--- BEGIN DATASET ROWS ---

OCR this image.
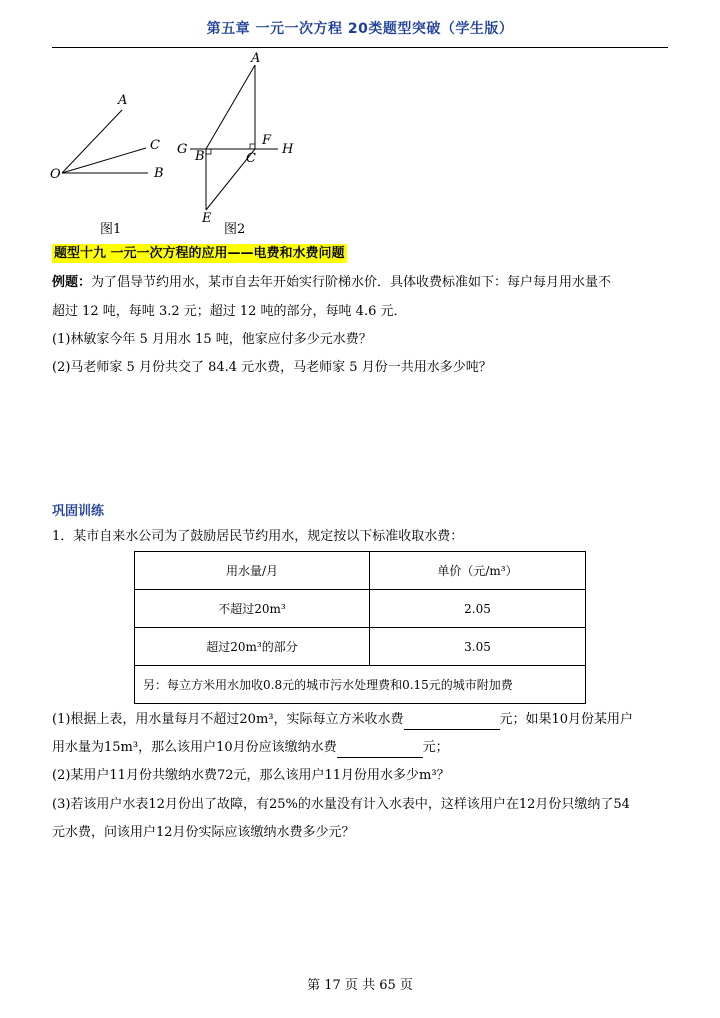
第五章 一元一次方程 20类题型突破（学生版）
A
C
O	B
图1
A
G B
F
C
H
E
图2
题型十九 一元一次方程的应用——电费和水费问题
例题：为了倡导节约用水，某市自去年开始实行阶梯水价．具体收费标准如下：每户每月用水量不
超过 12 吨，每吨 3.2 元；超过 12 吨的部分，每吨 4.6 元．
(1)林敏家今年 5 月用水 15 吨，他家应付多少元水费？
(2)马老师家 5 月份共交了 84.4 元水费，马老师家 5 月份一共用水多少吨？
巩固训练
1．某市自来水公司为了鼓励居民节约用水，规定按以下标准收取水费：
用水量/月	单价（元/m³）
不超过20m³	2.05
超过20m³的部分	3.05
另：每立方米用水加收0.8元的城市污水处理费和0.15元的城市附加费	
(1)根据上表，用水量每月不超过20m³，实际每立方米收水费	元；如果10月份某用户
用水量为15m³，那么该用户10月份应该缴纳水费	元；
(2)某用户11月份共缴纳水费72元，那么该用户11月份用水多少m³？
(3)若该用户水表12月份出了故障，有25%的水量没有计入水表中，这样该用户在12月份只缴纳了54
元水费，问该用户12月份实际应该缴纳水费多少元？
第 17 页 共 65 页
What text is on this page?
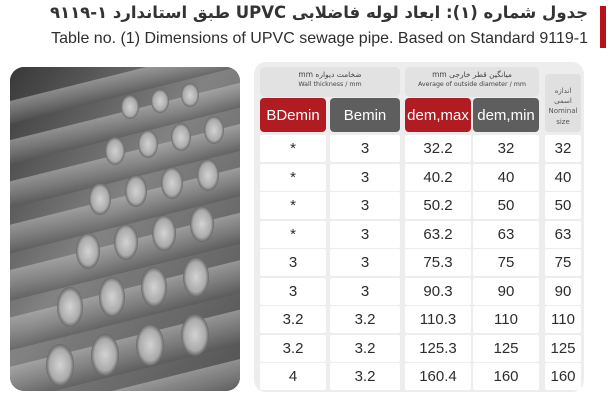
جدول شماره (۱): ابعاد لوله فاضلابی UPVC طبق استاندارد ۱-۹۱۱۹
Table no. (1) Dimensions of UPVC sewage pipe. Based on Standard 9119-1
ضخامت دیواره mm
Wall thickness / mm
میانگین قطر خارجی mm
Average of outside diameter / mm
اندازه اسمی
Nominal
size
BDemin	Bemin	dem,max dem,min
*	3	32.2	32	32
*	3	40.2	40	40
*	3	50.2	50	50
*	3	63.2	63	63
3	3	75.3	75	75
3	3	90.3	90	90
3.2	3.2	110.3	110	110
3.2	3.2	125.3	125	125
4	3.2	160.4	160	160
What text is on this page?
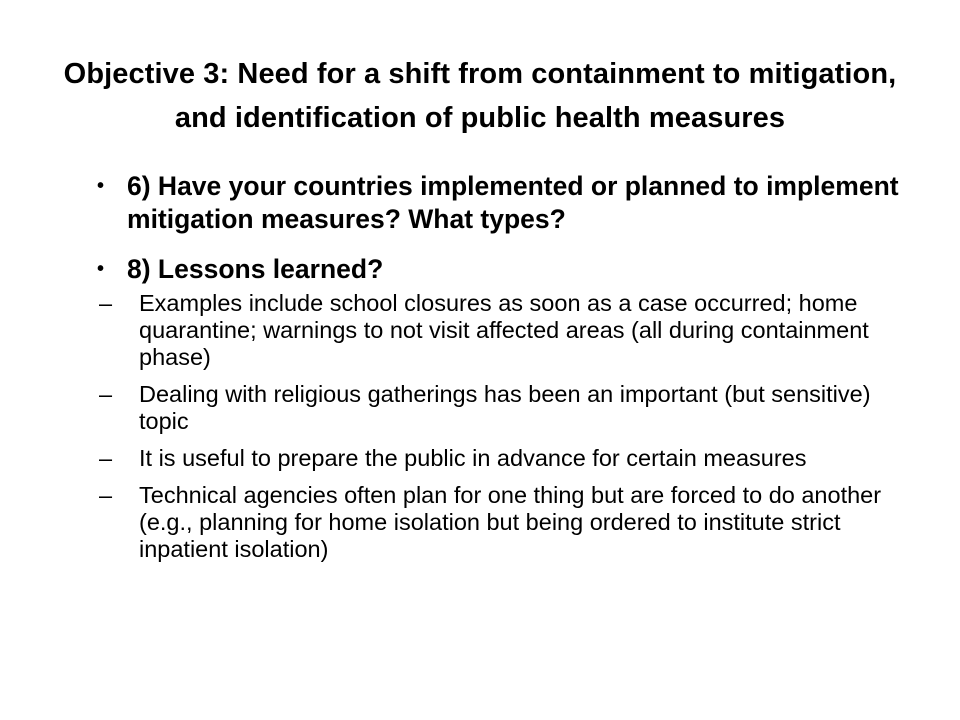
Objective 3: Need for a shift from containment to mitigation, and identification of public health measures
• 6) Have your countries implemented or planned to implement mitigation measures? What types?
• 8) Lessons learned?
– Examples include school closures as soon as a case occurred; home quarantine; warnings to not visit affected areas (all during containment phase)
– Dealing with religious gatherings has been an important (but sensitive) topic
– It is useful to prepare the public in advance for certain measures
– Technical agencies often plan for one thing but are forced to do another (e.g., planning for home isolation but being ordered to institute strict inpatient isolation)
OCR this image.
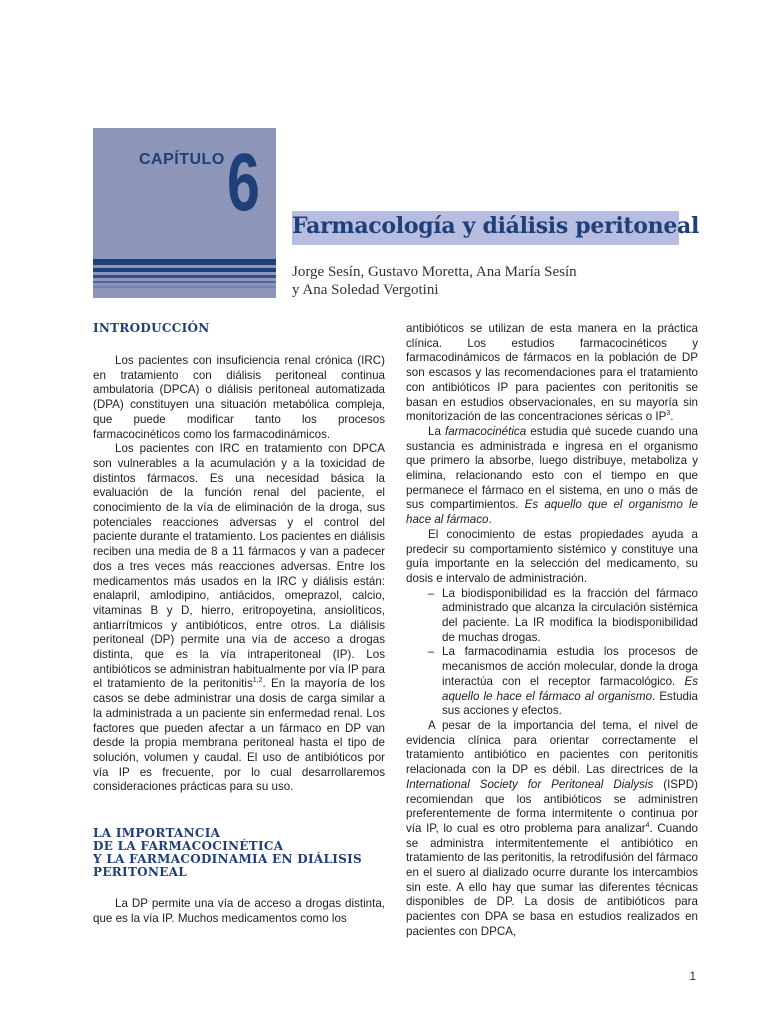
CAPÍTULO 6 Farmacología y diálisis peritoneal
Jorge Sesín, Gustavo Moretta, Ana María Sesín
y Ana Soledad Vergotini
INTRODUCCIÓN

Los pacientes con insuficiencia renal crónica (IRC) en tratamiento con diálisis peritoneal continua ambulatoria (DPCA) o diálisis peritoneal automatizada (DPA) constituyen una situación metabólica compleja, que puede modificar tanto los procesos farmacocinéticos como los farmacodinámicos.

Los pacientes con IRC en tratamiento con DPCA son vulnerables a la acumulación y a la toxicidad de distintos fármacos. Es una necesidad básica la evaluación de la función renal del paciente, el conocimiento de la vía de eliminación de la droga, sus potenciales reacciones adversas y el control del paciente durante el tratamiento. Los pacientes en diálisis reciben una media de 8 a 11 fármacos y van a padecer dos a tres veces más reacciones adversas. Entre los medicamentos más usados en la IRC y diálisis están: enalapril, amlodipino, antiácidos, omeprazol, calcio, vitaminas B y D, hierro, eritropoyetina, ansiolíticos, antiarrítmicos y antibióticos, entre otros. La diálisis peritoneal (DP) permite una vía de acceso a drogas distinta, que es la vía intraperitoneal (IP). Los antibióticos se administran habitualmente por vía IP para el tratamiento de la peritonitis$^{1,2}$. En la mayoría de los casos se debe administrar una dosis de carga similar a la administrada a un paciente sin enfermedad renal. Los factores que pueden afectar a un fármaco en DP van desde la propia membrana peritoneal hasta el tipo de solución, volumen y caudal. El uso de antibióticos por vía IP es frecuente, por lo cual desarrollaremos consideraciones prácticas para su uso.

LA IMPORTANCIA
DE LA FARMACOCINÉTICA
Y LA FARMACODINAMIA EN DIÁLISIS
PERITONEAL

La DP permite una vía de acceso a drogas distinta, que es la vía IP. Muchos medicamentos como los

antibióticos se utilizan de esta manera en la práctica clínica. Los estudios farmacocinéticos y farmacodinámicos de fármacos en la población de DP son escasos y las recomendaciones para el tratamiento con antibióticos IP para pacientes con peritonitis se basan en estudios observacionales, en su mayoría sin monitorización de las concentraciones séricas o $IP^3$.

La farmacocinética estudia qué sucede cuando una sustancia es administrada e ingresa en el organismo que primero la absorbe, luego distribuye, metaboliza y elimina, relacionando esto con el tiempo en que permanece el fármaco en el sistema, en uno o más de sus compartimientos. Es aquello que el organismo le hace al fármaco.

El conocimiento de estas propiedades ayuda a predecir su comportamiento sistémico y constituye una guía importante en la selección del medicamento, su dosis e intervalo de administración.

– La biodisponibilidad es la fracción del fármaco administrado que alcanza la circulación sistémica del paciente. La IR modifica la biodisponibilidad de muchas drogas.
– La farmacodinamia estudia los procesos de mecanismos de acción molecular, donde la droga interactúa con el receptor farmacológico. Es aquello le hace el fármaco al organismo. Estudia sus acciones y efectos.

A pesar de la importancia del tema, el nivel de evidencia clínica para orientar correctamente el tratamiento antibiótico en pacientes con peritonitis relacionada con la DP es débil. Las directrices de la International Society for Peritoneal Dialysis (ISPD) recomiendan que los antibióticos se administren preferentemente de forma intermitente o continua por vía IP, lo cual es otro problema para analizar$^4$. Cuando se administra intermitentemente el antibiótico en tratamiento de las peritonitis, la retrodifusión del fármaco en el suero al dializado ocurre durante los intercambios sin este. A ello hay que sumar las diferentes técnicas disponibles de DP. La dosis de antibióticos para pacientes con DPA se basa en estudios realizados en pacientes con DPCA,

1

--- END DATASET ROWS ---

> PROMPT
Omit pictures; set down the rest of the material word for word.

> SOLUTION
OCR this image.
第五章 一元一次方程 20类题型突破（学生版）
A
C
O	B
图1
A
G B
F
C
H
E
图2
题型十九 一元一次方程的应用——电费和水费问题
例题：为了倡导节约用水，某市自去年开始实行阶梯水价．具体收费标准如下：每户每月用水量不
超过 12 吨，每吨 3.2 元；超过 12 吨的部分，每吨 4.6 元．
(1)林敏家今年 5 月用水 15 吨，他家应付多少元水费？
(2)马老师家 5 月份共交了 84.4 元水费，马老师家 5 月份一共用水多少吨？
巩固训练
1．某市自来水公司为了鼓励居民节约用水，规定按以下标准收取水费：
用水量/月	单价（元/m³）
不超过20m³	2.05
超过20m³的部分	3.05
另：每立方米用水加收0.8元的城市污水处理费和0.15元的城市附加费	
(1)根据上表，用水量每月不超过20m³，实际每立方米收水费	元；如果10月份某用户
用水量为15m³，那么该用户10月份应该缴纳水费	元；
(2)某用户11月份共缴纳水费72元，那么该用户11月份用水多少m³？
(3)若该用户水表12月份出了故障，有25%的水量没有计入水表中，这样该用户在12月份只缴纳了54
元水费，问该用户12月份实际应该缴纳水费多少元？
第 17 页 共 65 页
What text is on this page?
جدول شماره (۱): ابعاد لوله فاضلابی UPVC طبق استاندارد ۱-۹۱۱۹
Table no. (1) Dimensions of UPVC sewage pipe. Based on Standard 9119-1
ضخامت دیواره mm
Wall thickness / mm
میانگین قطر خارجی mm
Average of outside diameter / mm
اندازه اسمی
Nominal
size
BDemin	Bemin	dem,max dem,min
*	3	32.2	32	32
*	3	40.2	40	40
*	3	50.2	50	50
*	3	63.2	63	63
3	3	75.3	75	75
3	3	90.3	90	90
3.2	3.2	110.3	110	110
3.2	3.2	125.3	125	125
4	3.2	160.4	160	160
What text is on this page?
Objective 3: Need for a shift from containment to mitigation, and identification of public health measures
• 6) Have your countries implemented or planned to implement mitigation measures? What types?
• 8) Lessons learned?
– Examples include school closures as soon as a case occurred; home quarantine; warnings to not visit affected areas (all during containment phase)
– Dealing with religious gatherings has been an important (but sensitive) topic
– It is useful to prepare the public in advance for certain measures
– Technical agencies often plan for one thing but are forced to do another (e.g., planning for home isolation but being ordered to institute strict inpatient isolation)
OCR this image.
CAPÍTULO 6 Farmacología y diálisis peritoneal
Jorge Sesín, Gustavo Moretta, Ana María Sesín
y Ana Soledad Vergotini
INTRODUCCIÓN

Los pacientes con insuficiencia renal crónica (IRC) en tratamiento con diálisis peritoneal continua ambulatoria (DPCA) o diálisis peritoneal automatizada (DPA) constituyen una situación metabólica compleja, que puede modificar tanto los procesos farmacocinéticos como los farmacodinámicos.

Los pacientes con IRC en tratamiento con DPCA son vulnerables a la acumulación y a la toxicidad de distintos fármacos. Es una necesidad básica la evaluación de la función renal del paciente, el conocimiento de la vía de eliminación de la droga, sus potenciales reacciones adversas y el control del paciente durante el tratamiento. Los pacientes en diálisis reciben una media de 8 a 11 fármacos y van a padecer dos a tres veces más reacciones adversas. Entre los medicamentos más usados en la IRC y diálisis están: enalapril, amlodipino, antiácidos, omeprazol, calcio, vitaminas B y D, hierro, eritropoyetina, ansiolíticos, antiarrítmicos y antibióticos, entre otros. La diálisis peritoneal (DP) permite una vía de acceso a drogas distinta, que es la vía intraperitoneal (IP). Los antibióticos se administran habitualmente por vía IP para el tratamiento de la peritonitis$^{1,2}$. En la mayoría de los casos se debe administrar una dosis de carga similar a la administrada a un paciente sin enfermedad renal. Los factores que pueden afectar a un fármaco en DP van desde la propia membrana peritoneal hasta el tipo de solución, volumen y caudal. El uso de antibióticos por vía IP es frecuente, por lo cual desarrollaremos consideraciones prácticas para su uso.

LA IMPORTANCIA
DE LA FARMACOCINÉTICA
Y LA FARMACODINAMIA EN DIÁLISIS
PERITONEAL

La DP permite una vía de acceso a drogas distinta, que es la vía IP. Muchos medicamentos como los

antibióticos se utilizan de esta manera en la práctica clínica. Los estudios farmacocinéticos y farmacodinámicos de fármacos en la población de DP son escasos y las recomendaciones para el tratamiento con antibióticos IP para pacientes con peritonitis se basan en estudios observacionales, en su mayoría sin monitorización de las concentraciones séricas o $IP^3$.

La farmacocinética estudia qué sucede cuando una sustancia es administrada e ingresa en el organismo que primero la absorbe, luego distribuye, metaboliza y elimina, relacionando esto con el tiempo en que permanece el fármaco en el sistema, en uno o más de sus compartimientos. Es aquello que el organismo le hace al fármaco.

El conocimiento de estas propiedades ayuda a predecir su comportamiento sistémico y constituye una guía importante en la selección del medicamento, su dosis e intervalo de administración.

– La biodisponibilidad es la fracción del fármaco administrado que alcanza la circulación sistémica del paciente. La IR modifica la biodisponibilidad de muchas drogas.
– La farmacodinamia estudia los procesos de mecanismos de acción molecular, donde la droga interactúa con el receptor farmacológico. Es aquello le hace el fármaco al organismo. Estudia sus acciones y efectos.

A pesar de la importancia del tema, el nivel de evidencia clínica para orientar correctamente el tratamiento antibiótico en pacientes con peritonitis relacionada con la DP es débil. Las directrices de la International Society for Peritoneal Dialysis (ISPD) recomiendan que los antibióticos se administren preferentemente de forma intermitente o continua por vía IP, lo cual es otro problema para analizar$^4$. Cuando se administra intermitentemente el antibiótico en tratamiento de las peritonitis, la retrodifusión del fármaco en el suero al dializado ocurre durante los intercambios sin este. A ello hay que sumar las diferentes técnicas disponibles de DP. La dosis de antibióticos para pacientes con DPA se basa en estudios realizados en pacientes con DPCA,

1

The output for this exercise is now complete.